(Stored items from a collection)
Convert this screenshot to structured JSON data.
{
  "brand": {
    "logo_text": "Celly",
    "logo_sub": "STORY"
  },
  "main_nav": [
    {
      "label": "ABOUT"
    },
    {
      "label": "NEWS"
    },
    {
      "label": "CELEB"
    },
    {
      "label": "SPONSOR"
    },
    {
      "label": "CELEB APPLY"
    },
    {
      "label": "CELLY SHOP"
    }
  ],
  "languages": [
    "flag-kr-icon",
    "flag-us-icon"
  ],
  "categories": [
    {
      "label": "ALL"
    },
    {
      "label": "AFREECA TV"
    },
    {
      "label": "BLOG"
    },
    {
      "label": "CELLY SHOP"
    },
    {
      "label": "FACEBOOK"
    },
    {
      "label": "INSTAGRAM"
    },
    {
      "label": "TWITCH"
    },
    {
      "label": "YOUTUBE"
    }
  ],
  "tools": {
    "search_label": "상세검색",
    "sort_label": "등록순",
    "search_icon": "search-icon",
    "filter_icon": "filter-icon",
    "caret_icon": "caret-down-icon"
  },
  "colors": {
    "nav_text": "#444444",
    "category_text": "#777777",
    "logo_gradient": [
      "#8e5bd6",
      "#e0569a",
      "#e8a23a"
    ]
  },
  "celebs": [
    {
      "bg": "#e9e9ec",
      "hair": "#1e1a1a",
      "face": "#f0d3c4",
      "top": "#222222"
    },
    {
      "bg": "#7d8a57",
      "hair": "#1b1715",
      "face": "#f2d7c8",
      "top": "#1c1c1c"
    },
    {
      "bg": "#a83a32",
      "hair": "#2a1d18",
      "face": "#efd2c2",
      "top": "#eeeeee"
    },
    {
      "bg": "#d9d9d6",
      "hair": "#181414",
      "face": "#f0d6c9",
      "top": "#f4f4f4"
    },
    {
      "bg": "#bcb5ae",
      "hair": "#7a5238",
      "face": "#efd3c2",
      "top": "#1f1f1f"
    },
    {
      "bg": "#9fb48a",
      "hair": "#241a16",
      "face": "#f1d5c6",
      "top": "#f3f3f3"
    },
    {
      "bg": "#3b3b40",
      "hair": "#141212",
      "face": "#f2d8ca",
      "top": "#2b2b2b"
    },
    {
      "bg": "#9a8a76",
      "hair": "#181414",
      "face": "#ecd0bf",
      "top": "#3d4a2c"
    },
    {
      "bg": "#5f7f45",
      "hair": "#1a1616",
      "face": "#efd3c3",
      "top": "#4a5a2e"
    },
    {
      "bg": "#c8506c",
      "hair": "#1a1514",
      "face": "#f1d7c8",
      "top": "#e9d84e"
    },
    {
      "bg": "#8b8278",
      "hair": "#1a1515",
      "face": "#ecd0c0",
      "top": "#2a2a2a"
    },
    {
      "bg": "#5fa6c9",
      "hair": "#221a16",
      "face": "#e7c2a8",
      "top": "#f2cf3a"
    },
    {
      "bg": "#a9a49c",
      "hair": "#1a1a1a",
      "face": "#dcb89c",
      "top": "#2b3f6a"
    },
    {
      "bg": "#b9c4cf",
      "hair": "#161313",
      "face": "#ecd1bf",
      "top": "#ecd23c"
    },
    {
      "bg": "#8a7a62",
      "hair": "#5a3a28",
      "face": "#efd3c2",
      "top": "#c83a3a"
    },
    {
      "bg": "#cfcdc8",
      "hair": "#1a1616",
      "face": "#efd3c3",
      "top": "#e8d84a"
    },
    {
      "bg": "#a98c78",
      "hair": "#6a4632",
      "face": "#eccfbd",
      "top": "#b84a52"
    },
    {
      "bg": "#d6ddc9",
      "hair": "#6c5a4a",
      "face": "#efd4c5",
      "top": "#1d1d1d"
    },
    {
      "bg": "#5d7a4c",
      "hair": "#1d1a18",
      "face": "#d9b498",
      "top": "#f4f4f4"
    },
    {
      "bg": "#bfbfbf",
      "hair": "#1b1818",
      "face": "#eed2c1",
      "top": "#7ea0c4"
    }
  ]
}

==

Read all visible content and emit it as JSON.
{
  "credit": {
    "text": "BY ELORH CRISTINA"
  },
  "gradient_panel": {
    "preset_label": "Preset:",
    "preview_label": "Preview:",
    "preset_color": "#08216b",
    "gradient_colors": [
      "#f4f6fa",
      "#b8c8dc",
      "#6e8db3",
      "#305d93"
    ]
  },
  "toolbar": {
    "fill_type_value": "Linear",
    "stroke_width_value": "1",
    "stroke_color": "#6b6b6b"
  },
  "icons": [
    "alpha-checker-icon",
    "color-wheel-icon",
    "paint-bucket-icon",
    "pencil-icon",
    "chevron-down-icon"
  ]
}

==

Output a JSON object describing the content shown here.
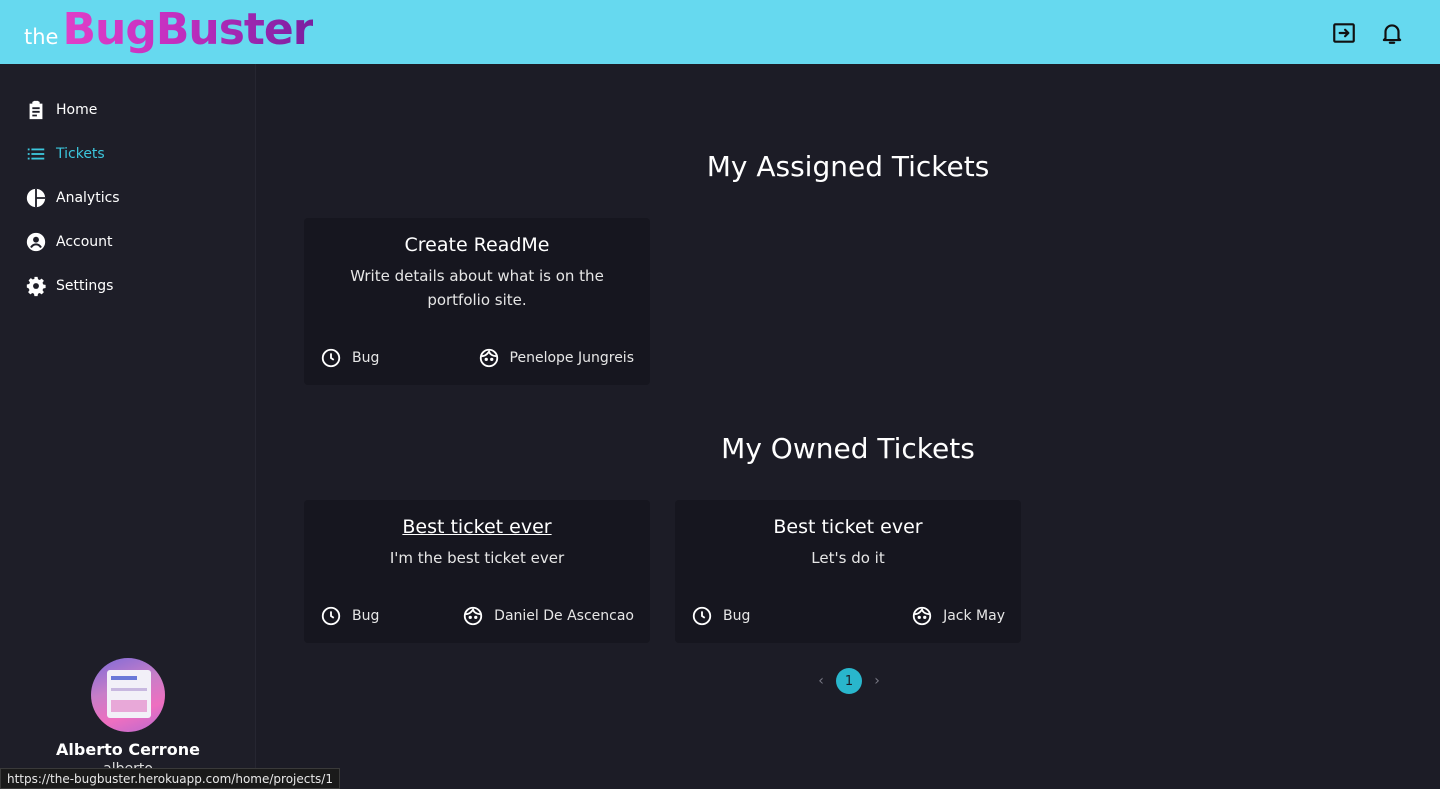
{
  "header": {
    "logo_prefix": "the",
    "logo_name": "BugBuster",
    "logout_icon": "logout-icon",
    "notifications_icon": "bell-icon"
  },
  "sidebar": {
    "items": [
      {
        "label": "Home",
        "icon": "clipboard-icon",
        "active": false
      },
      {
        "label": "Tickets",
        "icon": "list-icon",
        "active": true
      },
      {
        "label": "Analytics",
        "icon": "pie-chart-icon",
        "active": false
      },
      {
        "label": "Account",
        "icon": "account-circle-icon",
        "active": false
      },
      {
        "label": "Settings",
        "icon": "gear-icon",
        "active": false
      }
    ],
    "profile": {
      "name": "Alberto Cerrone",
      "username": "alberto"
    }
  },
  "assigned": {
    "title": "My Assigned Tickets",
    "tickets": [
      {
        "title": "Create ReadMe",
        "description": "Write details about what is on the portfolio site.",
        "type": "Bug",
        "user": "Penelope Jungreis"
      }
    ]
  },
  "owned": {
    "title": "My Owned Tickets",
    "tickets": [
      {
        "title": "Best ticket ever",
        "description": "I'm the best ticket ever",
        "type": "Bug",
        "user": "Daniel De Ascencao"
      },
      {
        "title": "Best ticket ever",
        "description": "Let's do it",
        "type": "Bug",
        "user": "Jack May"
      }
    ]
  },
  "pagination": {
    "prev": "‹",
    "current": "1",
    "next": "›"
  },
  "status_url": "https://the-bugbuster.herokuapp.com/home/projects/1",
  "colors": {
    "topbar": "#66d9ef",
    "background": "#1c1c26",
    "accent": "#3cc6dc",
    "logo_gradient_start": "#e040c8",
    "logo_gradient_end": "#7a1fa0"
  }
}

**Aim**
Find the lines holding "title" and list every one.

**Written answer**
    "title": "My Assigned Tickets",
        "title": "Create ReadMe",
    "title": "My Owned Tickets",
        "title": "Best ticket ever",
        "title": "Best ticket ever",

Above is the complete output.